WORK INSTRUCTIONS ->
Where a line contains the word "帮我打开网易邮箱", copy that line in full.

══════════

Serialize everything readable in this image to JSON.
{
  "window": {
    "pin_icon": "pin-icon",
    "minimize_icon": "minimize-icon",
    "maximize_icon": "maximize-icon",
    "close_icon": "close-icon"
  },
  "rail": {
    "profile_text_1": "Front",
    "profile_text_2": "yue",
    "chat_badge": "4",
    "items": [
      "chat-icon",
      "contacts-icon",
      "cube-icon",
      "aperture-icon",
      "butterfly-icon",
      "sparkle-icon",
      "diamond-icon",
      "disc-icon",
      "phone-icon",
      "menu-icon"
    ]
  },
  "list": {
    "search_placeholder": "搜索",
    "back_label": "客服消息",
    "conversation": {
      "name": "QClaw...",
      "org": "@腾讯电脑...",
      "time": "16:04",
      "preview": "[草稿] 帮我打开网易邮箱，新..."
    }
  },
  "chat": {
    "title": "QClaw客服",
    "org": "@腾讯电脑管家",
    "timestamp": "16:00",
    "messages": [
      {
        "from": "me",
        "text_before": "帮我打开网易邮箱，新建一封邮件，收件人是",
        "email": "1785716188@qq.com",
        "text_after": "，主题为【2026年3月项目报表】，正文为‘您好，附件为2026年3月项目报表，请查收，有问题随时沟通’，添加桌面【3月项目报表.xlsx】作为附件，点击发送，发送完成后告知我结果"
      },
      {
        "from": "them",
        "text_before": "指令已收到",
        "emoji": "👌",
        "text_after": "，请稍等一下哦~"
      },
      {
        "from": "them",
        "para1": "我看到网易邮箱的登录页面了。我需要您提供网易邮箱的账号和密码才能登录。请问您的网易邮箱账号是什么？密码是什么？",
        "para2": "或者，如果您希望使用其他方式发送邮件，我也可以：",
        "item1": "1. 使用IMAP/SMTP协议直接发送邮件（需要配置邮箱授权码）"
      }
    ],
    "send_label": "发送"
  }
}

══════════

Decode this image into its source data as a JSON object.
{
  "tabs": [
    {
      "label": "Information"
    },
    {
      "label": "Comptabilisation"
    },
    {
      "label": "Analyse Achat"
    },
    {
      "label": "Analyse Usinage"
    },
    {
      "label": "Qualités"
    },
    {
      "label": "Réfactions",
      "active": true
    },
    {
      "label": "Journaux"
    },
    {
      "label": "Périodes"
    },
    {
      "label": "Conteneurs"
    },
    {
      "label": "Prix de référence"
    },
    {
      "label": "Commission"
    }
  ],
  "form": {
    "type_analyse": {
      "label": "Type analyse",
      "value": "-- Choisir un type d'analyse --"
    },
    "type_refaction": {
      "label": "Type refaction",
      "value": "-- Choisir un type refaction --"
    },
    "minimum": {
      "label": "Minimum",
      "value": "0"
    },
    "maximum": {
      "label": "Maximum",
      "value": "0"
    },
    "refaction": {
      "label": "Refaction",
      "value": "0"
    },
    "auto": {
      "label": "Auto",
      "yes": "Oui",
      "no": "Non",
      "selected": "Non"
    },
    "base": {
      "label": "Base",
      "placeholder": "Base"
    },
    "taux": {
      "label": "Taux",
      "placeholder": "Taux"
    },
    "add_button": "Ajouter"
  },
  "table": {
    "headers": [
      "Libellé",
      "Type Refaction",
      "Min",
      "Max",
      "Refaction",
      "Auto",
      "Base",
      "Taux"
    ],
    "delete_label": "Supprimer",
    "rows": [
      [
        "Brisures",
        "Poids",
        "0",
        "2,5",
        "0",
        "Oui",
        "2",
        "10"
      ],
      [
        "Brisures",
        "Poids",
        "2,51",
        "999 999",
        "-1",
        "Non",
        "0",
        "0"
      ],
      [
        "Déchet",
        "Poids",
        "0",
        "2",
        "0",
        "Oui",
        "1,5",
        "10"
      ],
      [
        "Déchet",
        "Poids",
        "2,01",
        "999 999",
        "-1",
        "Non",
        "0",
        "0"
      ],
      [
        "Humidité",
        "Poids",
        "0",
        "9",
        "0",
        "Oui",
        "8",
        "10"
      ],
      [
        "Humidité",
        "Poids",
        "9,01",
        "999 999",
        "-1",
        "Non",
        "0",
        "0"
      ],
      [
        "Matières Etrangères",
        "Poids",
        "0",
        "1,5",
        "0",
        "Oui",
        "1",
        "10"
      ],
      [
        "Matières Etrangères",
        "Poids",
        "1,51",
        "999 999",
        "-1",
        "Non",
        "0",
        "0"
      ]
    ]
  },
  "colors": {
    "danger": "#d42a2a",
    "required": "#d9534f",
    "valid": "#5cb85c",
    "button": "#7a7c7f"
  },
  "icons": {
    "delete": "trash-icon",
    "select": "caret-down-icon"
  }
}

══════════

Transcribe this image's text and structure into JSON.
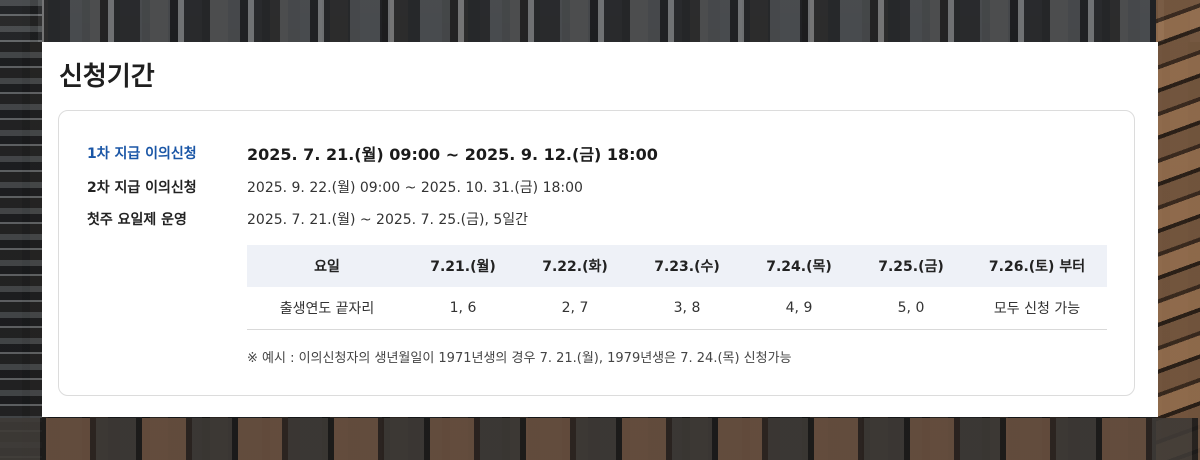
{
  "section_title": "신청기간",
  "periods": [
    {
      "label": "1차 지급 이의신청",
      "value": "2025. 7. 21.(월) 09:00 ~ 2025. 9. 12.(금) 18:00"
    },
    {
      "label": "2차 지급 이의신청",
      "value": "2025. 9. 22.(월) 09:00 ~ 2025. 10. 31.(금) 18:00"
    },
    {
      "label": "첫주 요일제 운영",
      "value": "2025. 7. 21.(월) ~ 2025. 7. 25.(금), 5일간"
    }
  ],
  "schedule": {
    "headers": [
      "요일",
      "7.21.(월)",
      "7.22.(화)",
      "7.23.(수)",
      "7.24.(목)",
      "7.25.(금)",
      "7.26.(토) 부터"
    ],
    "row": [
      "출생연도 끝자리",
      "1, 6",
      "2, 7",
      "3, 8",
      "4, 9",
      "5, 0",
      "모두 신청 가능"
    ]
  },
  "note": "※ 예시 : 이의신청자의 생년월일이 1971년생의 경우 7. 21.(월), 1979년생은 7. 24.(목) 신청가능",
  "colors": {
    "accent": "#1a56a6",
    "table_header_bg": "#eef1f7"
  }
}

══════════

EXERCISE ANSWER ->
      "preview": "[草稿] 帮我打开网易邮箱，新..."
        "text_before": "帮我打开网易邮箱，新建一封邮件，收件人是",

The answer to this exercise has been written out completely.